_WHAT TO WORK ON_
Render the lines from the start of the listing through the line containing "- difficulty-tag: Easy: [22, 84, 82, 114]", inclusive, as a Markdown table with the columns Row and Line, and leave out blank lines.

[Element boundary records]
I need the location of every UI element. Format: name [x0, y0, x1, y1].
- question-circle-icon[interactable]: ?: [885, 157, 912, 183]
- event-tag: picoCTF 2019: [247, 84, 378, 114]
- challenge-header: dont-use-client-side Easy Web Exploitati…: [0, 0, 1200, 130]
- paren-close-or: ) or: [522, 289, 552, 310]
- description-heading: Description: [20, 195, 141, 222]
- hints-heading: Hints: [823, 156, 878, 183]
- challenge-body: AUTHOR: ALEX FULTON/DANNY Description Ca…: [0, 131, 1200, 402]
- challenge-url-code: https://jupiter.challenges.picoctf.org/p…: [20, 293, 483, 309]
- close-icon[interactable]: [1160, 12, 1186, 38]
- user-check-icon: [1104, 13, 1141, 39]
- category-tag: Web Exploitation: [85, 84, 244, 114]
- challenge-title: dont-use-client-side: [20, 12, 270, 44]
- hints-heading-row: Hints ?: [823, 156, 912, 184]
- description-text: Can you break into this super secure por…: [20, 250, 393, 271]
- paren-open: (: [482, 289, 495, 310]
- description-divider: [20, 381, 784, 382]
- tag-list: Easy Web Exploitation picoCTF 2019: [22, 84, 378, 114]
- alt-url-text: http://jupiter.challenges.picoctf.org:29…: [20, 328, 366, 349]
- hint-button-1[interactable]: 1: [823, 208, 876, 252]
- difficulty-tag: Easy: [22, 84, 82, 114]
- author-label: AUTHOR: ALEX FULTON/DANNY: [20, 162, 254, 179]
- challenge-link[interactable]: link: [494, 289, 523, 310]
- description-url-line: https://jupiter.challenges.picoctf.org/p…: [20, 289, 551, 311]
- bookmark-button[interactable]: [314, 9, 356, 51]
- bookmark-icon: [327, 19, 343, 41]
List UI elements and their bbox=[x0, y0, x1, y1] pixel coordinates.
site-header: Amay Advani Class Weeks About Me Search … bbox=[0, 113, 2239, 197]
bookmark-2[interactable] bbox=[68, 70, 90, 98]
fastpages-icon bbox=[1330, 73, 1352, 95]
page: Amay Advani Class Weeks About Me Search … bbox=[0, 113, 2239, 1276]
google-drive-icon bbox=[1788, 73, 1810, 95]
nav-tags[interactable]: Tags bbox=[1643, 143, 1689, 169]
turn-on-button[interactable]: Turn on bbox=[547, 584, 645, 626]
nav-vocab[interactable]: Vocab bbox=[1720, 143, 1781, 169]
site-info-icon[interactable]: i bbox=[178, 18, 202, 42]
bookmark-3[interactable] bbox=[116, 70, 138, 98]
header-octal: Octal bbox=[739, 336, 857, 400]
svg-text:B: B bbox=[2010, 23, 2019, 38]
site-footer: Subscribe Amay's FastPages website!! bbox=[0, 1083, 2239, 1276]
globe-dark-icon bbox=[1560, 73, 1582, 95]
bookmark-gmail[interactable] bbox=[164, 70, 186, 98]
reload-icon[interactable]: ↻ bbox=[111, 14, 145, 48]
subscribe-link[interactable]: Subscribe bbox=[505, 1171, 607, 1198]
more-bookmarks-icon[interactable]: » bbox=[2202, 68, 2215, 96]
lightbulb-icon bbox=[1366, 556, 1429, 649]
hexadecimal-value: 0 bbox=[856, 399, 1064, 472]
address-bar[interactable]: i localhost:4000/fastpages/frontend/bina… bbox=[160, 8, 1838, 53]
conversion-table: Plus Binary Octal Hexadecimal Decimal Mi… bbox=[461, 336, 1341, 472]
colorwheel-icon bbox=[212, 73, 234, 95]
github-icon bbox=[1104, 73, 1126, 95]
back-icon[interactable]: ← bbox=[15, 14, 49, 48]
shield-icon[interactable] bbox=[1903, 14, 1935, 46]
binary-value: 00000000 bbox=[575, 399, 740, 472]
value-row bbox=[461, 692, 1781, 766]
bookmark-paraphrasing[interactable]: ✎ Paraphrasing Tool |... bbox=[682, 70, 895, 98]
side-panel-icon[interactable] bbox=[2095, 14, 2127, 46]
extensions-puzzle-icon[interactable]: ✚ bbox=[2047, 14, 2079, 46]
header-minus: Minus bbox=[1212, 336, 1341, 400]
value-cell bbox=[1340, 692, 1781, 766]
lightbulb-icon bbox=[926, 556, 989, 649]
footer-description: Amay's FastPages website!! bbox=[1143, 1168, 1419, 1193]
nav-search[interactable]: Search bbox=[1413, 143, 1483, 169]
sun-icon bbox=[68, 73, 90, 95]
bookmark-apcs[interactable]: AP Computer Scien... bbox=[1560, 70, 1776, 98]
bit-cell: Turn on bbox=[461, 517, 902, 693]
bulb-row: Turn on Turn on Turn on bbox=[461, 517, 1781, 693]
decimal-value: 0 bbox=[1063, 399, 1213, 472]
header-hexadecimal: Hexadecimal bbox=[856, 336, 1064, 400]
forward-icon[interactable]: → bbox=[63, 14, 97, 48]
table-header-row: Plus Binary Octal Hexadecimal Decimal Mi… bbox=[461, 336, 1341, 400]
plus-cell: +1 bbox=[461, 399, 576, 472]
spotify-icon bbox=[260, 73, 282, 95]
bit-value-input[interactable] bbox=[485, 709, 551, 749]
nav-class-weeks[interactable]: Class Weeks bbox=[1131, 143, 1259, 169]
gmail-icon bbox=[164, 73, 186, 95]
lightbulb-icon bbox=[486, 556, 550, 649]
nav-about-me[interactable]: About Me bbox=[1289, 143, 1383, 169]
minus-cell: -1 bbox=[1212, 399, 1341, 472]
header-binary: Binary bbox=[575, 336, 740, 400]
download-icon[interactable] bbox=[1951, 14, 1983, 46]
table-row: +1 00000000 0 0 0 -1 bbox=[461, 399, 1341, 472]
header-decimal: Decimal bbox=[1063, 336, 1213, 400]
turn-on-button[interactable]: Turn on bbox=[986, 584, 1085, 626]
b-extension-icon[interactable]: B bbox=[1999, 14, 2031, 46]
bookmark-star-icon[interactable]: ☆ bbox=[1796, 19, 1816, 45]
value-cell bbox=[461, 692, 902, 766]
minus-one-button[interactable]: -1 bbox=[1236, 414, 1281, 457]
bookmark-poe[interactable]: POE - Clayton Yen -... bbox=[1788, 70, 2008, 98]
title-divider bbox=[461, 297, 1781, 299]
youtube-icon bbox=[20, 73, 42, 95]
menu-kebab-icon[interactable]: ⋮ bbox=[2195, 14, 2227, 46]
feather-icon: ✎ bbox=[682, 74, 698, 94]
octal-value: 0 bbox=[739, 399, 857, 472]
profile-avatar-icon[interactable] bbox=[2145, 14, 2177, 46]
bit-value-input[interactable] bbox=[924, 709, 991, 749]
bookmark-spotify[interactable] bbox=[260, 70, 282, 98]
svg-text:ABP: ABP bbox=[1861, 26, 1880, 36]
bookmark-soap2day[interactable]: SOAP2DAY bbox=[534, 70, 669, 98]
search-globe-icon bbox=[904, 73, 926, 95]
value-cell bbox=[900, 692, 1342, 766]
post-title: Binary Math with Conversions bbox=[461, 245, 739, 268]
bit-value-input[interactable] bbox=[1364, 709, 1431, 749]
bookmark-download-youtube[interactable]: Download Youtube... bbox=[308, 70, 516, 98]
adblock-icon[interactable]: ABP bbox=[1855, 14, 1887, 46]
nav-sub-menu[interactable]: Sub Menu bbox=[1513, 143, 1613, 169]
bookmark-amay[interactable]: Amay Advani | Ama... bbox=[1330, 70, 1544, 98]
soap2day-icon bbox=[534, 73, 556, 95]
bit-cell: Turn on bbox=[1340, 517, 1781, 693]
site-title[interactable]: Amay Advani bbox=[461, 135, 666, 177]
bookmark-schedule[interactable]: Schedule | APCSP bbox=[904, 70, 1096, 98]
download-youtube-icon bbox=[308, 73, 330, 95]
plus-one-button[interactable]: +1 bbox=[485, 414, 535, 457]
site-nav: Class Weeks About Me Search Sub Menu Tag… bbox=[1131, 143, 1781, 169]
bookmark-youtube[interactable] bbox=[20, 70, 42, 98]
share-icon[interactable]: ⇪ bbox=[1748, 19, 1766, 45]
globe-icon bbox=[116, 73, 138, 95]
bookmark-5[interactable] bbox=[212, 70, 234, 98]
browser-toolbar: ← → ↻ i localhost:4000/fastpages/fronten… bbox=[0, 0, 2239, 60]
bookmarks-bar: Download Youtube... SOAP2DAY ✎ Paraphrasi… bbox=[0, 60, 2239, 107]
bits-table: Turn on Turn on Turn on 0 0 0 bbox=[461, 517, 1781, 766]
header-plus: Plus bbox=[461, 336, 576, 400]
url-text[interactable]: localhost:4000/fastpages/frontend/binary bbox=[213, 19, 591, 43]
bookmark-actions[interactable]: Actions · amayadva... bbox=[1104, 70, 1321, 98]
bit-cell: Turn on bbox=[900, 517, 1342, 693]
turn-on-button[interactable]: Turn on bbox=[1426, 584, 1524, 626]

_REPLY TO THE TASK_
| Row | Line |
|---|---|
| 1 | I need the location of every UI element. Format: name [x0, y0, x1, y1]. |
| 2 | - question-circle-icon[interactable]: ?: [885, 157, 912, 183] |
| 3 | - event-tag: picoCTF 2019: [247, 84, 378, 114] |
| 4 | - challenge-header: dont-use-client-side Easy Web Exploitati…: [0, 0, 1200, 130] |
| 5 | - paren-close-or: ) or: [522, 289, 552, 310] |
| 6 | - description-heading: Description: [20, 195, 141, 222] |
| 7 | - hints-heading: Hints: [823, 156, 878, 183] |
| 8 | - challenge-body: AUTHOR: ALEX FULTON/DANNY Description Ca…: [0, 131, 1200, 402] |
| 9 | - challenge-url-code: https://jupiter.challenges.picoctf.org/p…: [20, 293, 483, 309] |
| 10 | - close-icon[interactable]: [1160, 12, 1186, 38] |
| 11 | - user-check-icon: [1104, 13, 1141, 39] |
| 12 | - category-tag: Web Exploitation: [85, 84, 244, 114] |
| 13 | - challenge-title: dont-use-client-side: [20, 12, 270, 44] |
| 14 | - hints-heading-row: Hints ?: [823, 156, 912, 184] |
| 15 | - description-text: Can you break into this super secure por…: [20, 250, 393, 271] |
| 16 | - paren-open: (: [482, 289, 495, 310] |
| 17 | - description-divider: [20, 381, 784, 382] |
| 18 | - tag-list: Easy Web Exploitation picoCTF 2019: [22, 84, 378, 114] |
| 19 | - alt-url-text: http://jupiter.challenges.picoctf.org:29…: [20, 328, 366, 349] |
| 20 | - hint-button-1[interactable]: 1: [823, 208, 876, 252] |
| 21 | - difficulty-tag: Easy: [22, 84, 82, 114] |